What you should do ->
Filter the listing and keep only the lines with the word "кеңес".

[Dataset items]
◇ ◇ ◇ ◇
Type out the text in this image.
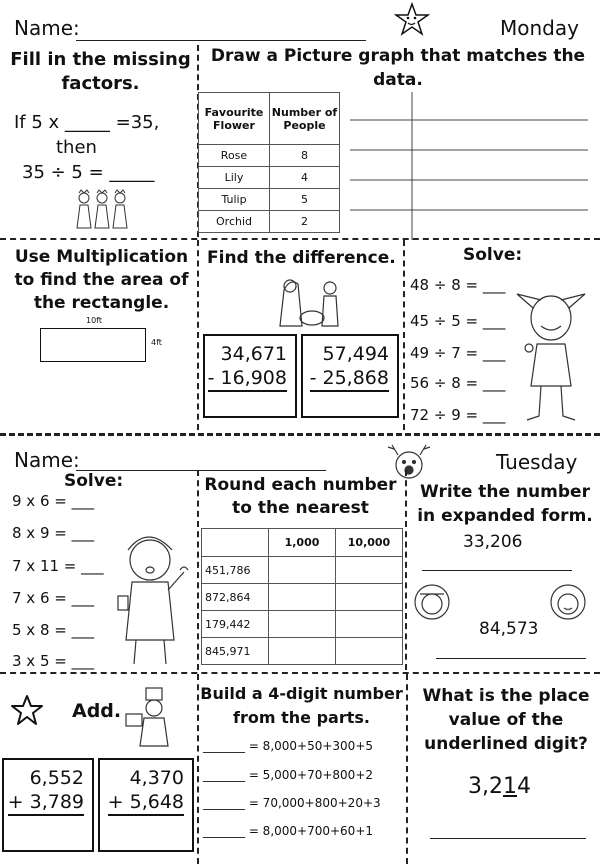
Name:	Monday
Fill in the missing
factors.
If 5 x _____ =35,
then
35 ÷ 5 = _____
Draw a Picture graph that matches the
data.
Favourite Flower	Number of People
Rose	8
Lily	4
Tulip	5
Orchid	2
Use Multiplication
to find the area of
the rectangle.
10ft
4ft
Find the difference.
34,671
- 16,908
57,494
- 25,868
Solve:
48 ÷ 8 = ___
45 ÷ 5 = ___
49 ÷ 7 = ___
56 ÷ 8 = ___
72 ÷ 9 = ___
Name:	Tuesday
Solve:
9 x 6 = ___
8 x 9 = ___
7 x 11 = ___
7 x 6 = ___
5 x 8 = ___
3 x 5 = ___
Round each number
to the nearest
	1,000	10,000
451,786		
872,864		
179,442		
845,971		
Write the number
in expanded form.
33,206
84,573
Add.
6,552
+ 3,789
4,370
+ 5,648
Build a 4-digit number
from the parts.
_______ = 8,000+50+300+5
_______ = 5,000+70+800+2
_______ = 70,000+800+20+3
_______ = 8,000+700+60+1
What is the place
value of the
underlined digit?
3,214
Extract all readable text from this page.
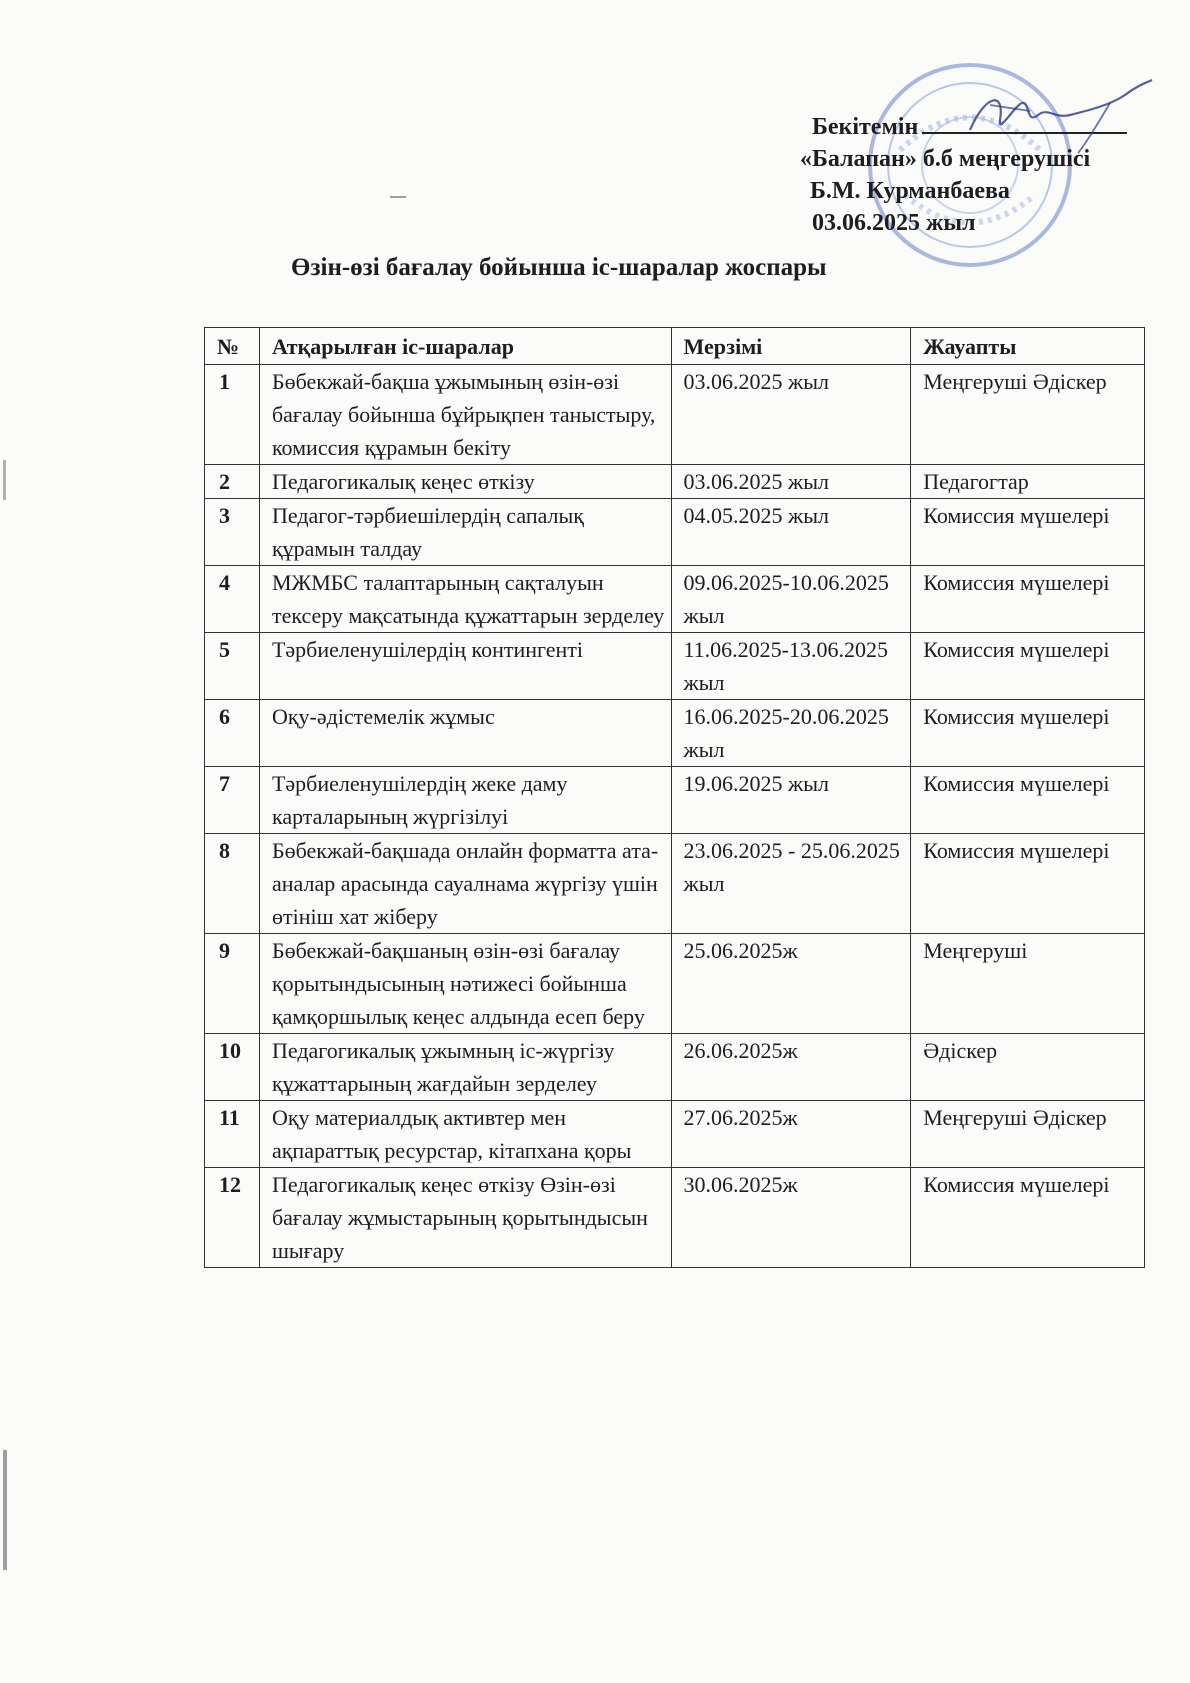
Бекітемін
«Балапан» б.б меңгерушісі
Б.М. Курманбаева
03.06.2025 жыл
Өзін-өзі бағалау бойынша іс-шаралар жоспары
№	Атқарылған іс-шаралар	Мерзімі	Жауапты
1	Бөбекжай-бақша ұжымының өзін-өзі бағалау бойынша бұйрықпен таныстыру, комиссия құрамын бекіту	03.06.2025 жыл	Меңгеруші Әдіскер
2	Педагогикалық кеңес өткізу	03.06.2025 жыл	Педагогтар
3	Педагог-тәрбиешілердің сапалық құрамын талдау	04.05.2025 жыл	Комиссия мүшелері
4	МЖМБС талаптарының сақталуын тексеру мақсатында құжаттарын зерделеу	09.06.2025-10.06.2025 жыл	Комиссия мүшелері
5	Тәрбиеленушілердің контингенті	11.06.2025-13.06.2025 жыл	Комиссия мүшелері
6	Оқу-әдістемелік жұмыс	16.06.2025-20.06.2025 жыл	Комиссия мүшелері
7	Тәрбиеленушілердің жеке даму карталарының жүргізілуі	19.06.2025 жыл	Комиссия мүшелері
8	Бөбекжай-бақшада онлайн форматта ата-аналар арасында сауалнама жүргізу үшін өтініш хат жіберу	23.06.2025 - 25.06.2025 жыл	Комиссия мүшелері
9	Бөбекжай-бақшаның өзін-өзі бағалау қорытындысының нәтижесі бойынша қамқоршылық кеңес алдында есеп беру	25.06.2025ж	Меңгеруші
10	Педагогикалық ұжымның іс-жүргізу құжаттарының жағдайын зерделеу	26.06.2025ж	Әдіскер
11	Оқу материалдық активтер мен ақпараттық ресурстар, кітапхана қоры	27.06.2025ж	Меңгеруші Әдіскер
12	Педагогикалық кеңес өткізу Өзін-өзі бағалау жұмыстарының қорытындысын шығару	30.06.2025ж	Комиссия мүшелері
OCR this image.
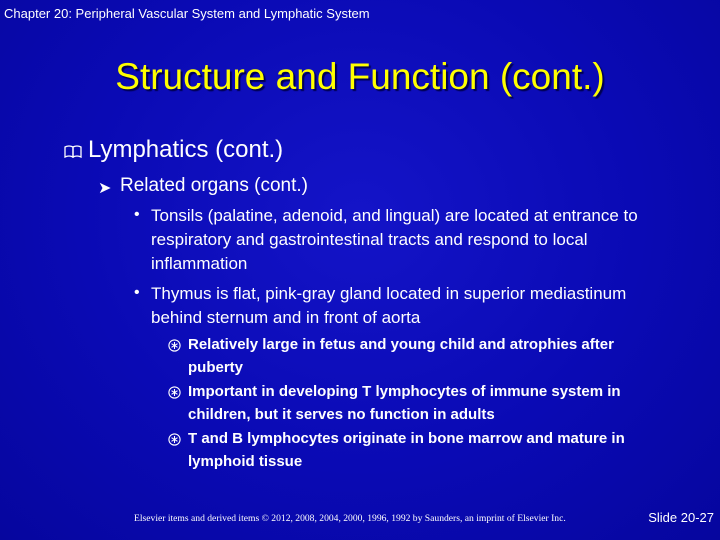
Chapter 20: Peripheral Vascular System and Lymphatic System
Structure and Function (cont.)
Lymphatics (cont.)
➤ Related organs (cont.)
• Tonsils (palatine, adenoid, and lingual) are located at entrance to respiratory and gastrointestinal tracts and respond to local inflammation
• Thymus is flat, pink-gray gland located in superior mediastinum behind sternum and in front of aorta
Relatively large in fetus and young child and atrophies after puberty
Important in developing T lymphocytes of immune system in children, but it serves no function in adults
T and B lymphocytes originate in bone marrow and mature in lymphoid tissue
Elsevier items and derived items © 2012, 2008, 2004, 2000, 1996, 1992 by Saunders, an imprint of Elsevier Inc.	Slide 20-27
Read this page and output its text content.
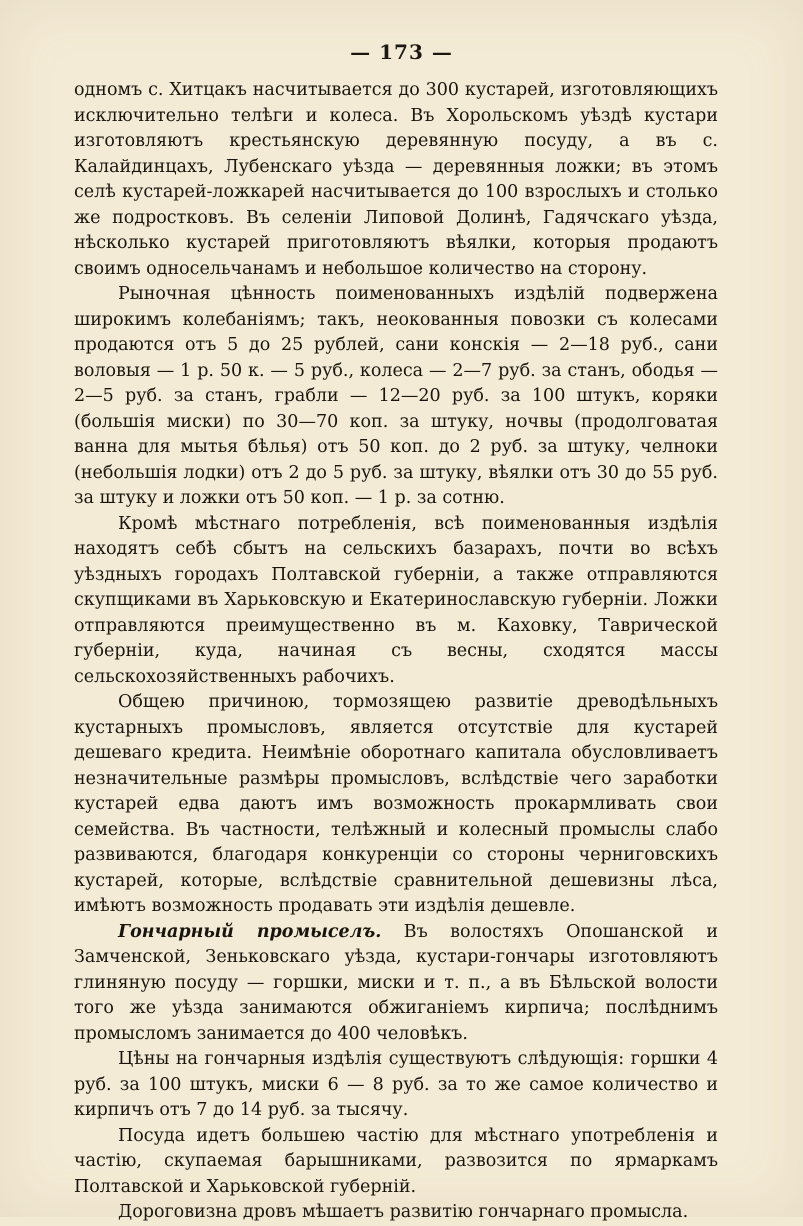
— 173 —

одномъ с. Хитцакъ насчитывается до 300 кустарей, изготовляющихъ исключительно телѣги и колеса. Въ Хорольскомъ уѣздѣ кустари изготовляютъ крестьянскую деревянную посуду, а въ с. Калайдинцахъ, Лубенскаго уѣзда — деревянныя ложки; въ этомъ селѣ кустарей-ложкарей насчитывается до 100 взрослыхъ и столько же подростковъ. Въ селеніи Липовой Долинѣ, Гадячскаго уѣзда, нѣсколько кустарей приготовляютъ вѣялки, которыя продаютъ своимъ односельчанамъ и небольшое количество на сторону.

Рыночная цѣнность поименованныхъ издѣлій подвержена широкимъ колебаніямъ; такъ, неокованныя повозки съ колесами продаются отъ 5 до 25 рублей, сани конскія — 2—18 руб., сани воловыя — 1 р. 50 к. — 5 руб., колеса — 2—7 руб. за станъ, ободья — 2—5 руб. за станъ, грабли — 12—20 руб. за 100 штукъ, коряки (большія миски) по 30—70 коп. за штуку, ночвы (продолговатая ванна для мытья бѣлья) отъ 50 коп. до 2 руб. за штуку, челноки (небольшія лодки) отъ 2 до 5 руб. за штуку, вѣялки отъ 30 до 55 руб. за штуку и ложки отъ 50 коп. — 1 р. за сотню.

Кромѣ мѣстнаго потребленія, всѣ поименованныя издѣлія находятъ себѣ сбытъ на сельскихъ базарахъ, почти во всѣхъ уѣздныхъ городахъ Полтавской губерніи, а также отправляются скупщиками въ Харьковскую и Екатеринославскую губерніи. Ложки отправляются преимущественно въ м. Каховку, Таврической губерніи, куда, начиная съ весны, сходятся массы сельскохозяйственныхъ рабочихъ.

Общею причиною, тормозящею развитіе древодѣльныхъ кустарныхъ промысловъ, является отсутствіе для кустарей дешеваго кредита. Неимѣніе оборотнаго капитала обусловливаетъ незначительные размѣры промысловъ, вслѣдствіе чего заработки кустарей едва даютъ имъ возможность прокармливать свои семейства. Въ частности, телѣжный и колесный промыслы слабо развиваются, благодаря конкуренціи со стороны черниговскихъ кустарей, которые, вслѣдствіе сравнительной дешевизны лѣса, имѣютъ возможность продавать эти издѣлія дешевле.

Гончарный промыселъ. Въ волостяхъ Опошанской и Замченской, Зеньковскаго уѣзда, кустари-гончары изготовляютъ глиняную посуду — горшки, миски и т. п., а въ Бѣльской волости того же уѣзда занимаются обжиганіемъ кирпича; послѣднимъ промысломъ занимается до 400 человѣкъ.

Цѣны на гончарныя издѣлія существуютъ слѣдующія: горшки 4 руб. за 100 штукъ, миски 6 — 8 руб. за то же самое количество и кирпичъ отъ 7 до 14 руб. за тысячу.

Посуда идетъ большею частію для мѣстнаго употребленія и частію, скупаемая барышниками, развозится по ярмаркамъ Полтавской и Харьковской губерній.

Дороговизна дровъ мѣшаетъ развитію гончарнаго промысла.
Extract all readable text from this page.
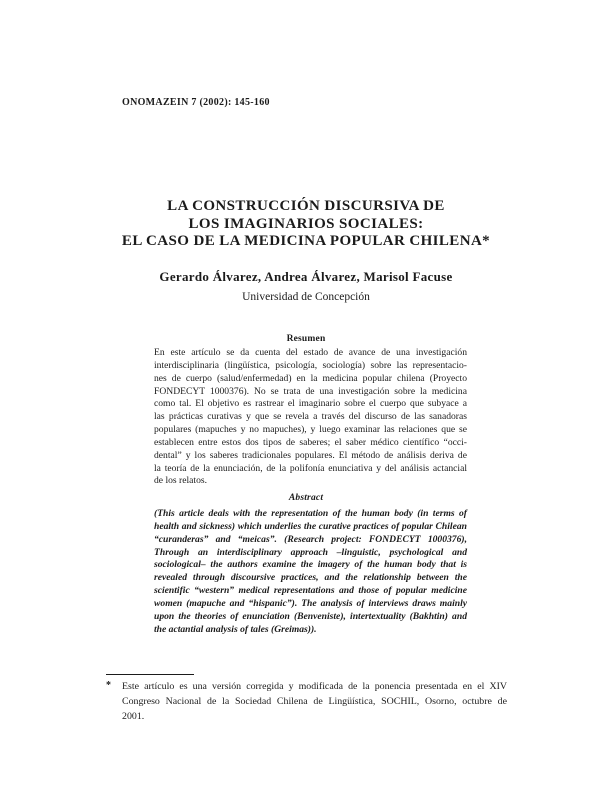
ONOMAZEIN 7 (2002): 145-160
LA CONSTRUCCIÓN DISCURSIVA DE
LOS IMAGINARIOS SOCIALES:
EL CASO DE LA MEDICINA POPULAR CHILENA*
Gerardo Álvarez, Andrea Álvarez, Marisol Facuse
Universidad de Concepción
Resumen
En este artículo se da cuenta del estado de avance de una investigación
interdisciplinaria (lingüística, psicología, sociología) sobre las representacio-
nes de cuerpo (salud/enfermedad) en la medicina popular chilena (Proyecto
FONDECYT 1000376). No se trata de una investigación sobre la medicina
como tal. El objetivo es rastrear el imaginario sobre el cuerpo que subyace a
las prácticas curativas y que se revela a través del discurso de las sanadoras
populares (mapuches y no mapuches), y luego examinar las relaciones que se
establecen entre estos dos tipos de saberes; el saber médico científico “occi-
dental” y los saberes tradicionales populares. El método de análisis deriva de
la teoría de la enunciación, de la polifonía enunciativa y del análisis actancial
de los relatos.
Abstract
(This article deals with the representation of the human body (in terms of
health and sickness) which underlies the curative practices of popular Chilean
“curanderas” and “meicas”. (Research project: FONDECYT 1000376),
Through an interdisciplinary approach –linguistic, psychological and
sociological– the authors examine the imagery of the human body that is
revealed through discoursive practices, and the relationship between the
scientific “western” medical representations and those of popular medicine
women (mapuche and “hispanic”). The analysis of interviews draws mainly
upon the theories of enunciation (Benveniste), intertextuality (Bakhtin) and
the actantial analysis of tales (Greimas)).
* Este artículo es una versión corregida y modificada de la ponencia presentada en el XIV
Congreso Nacional de la Sociedad Chilena de Lingüística, SOCHIL, Osorno, octubre de
2001.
◇ ◇ ◇ ◇
Response for this exercise ->
2	Педагогикалық кеңес өткізу	03.06.2025 жыл	Педагогтар
9	Бөбекжай-бақшаның өзін-өзі бағалау қорытындысының нәтижесі бойынша қамқоршылық кеңес алдында есеп беру	25.06.2025ж	Меңгеруші
12	Педагогикалық кеңес өткізу Өзін-өзі бағалау жұмыстарының қорытындысын шығару	30.06.2025ж	Комиссия мүшелері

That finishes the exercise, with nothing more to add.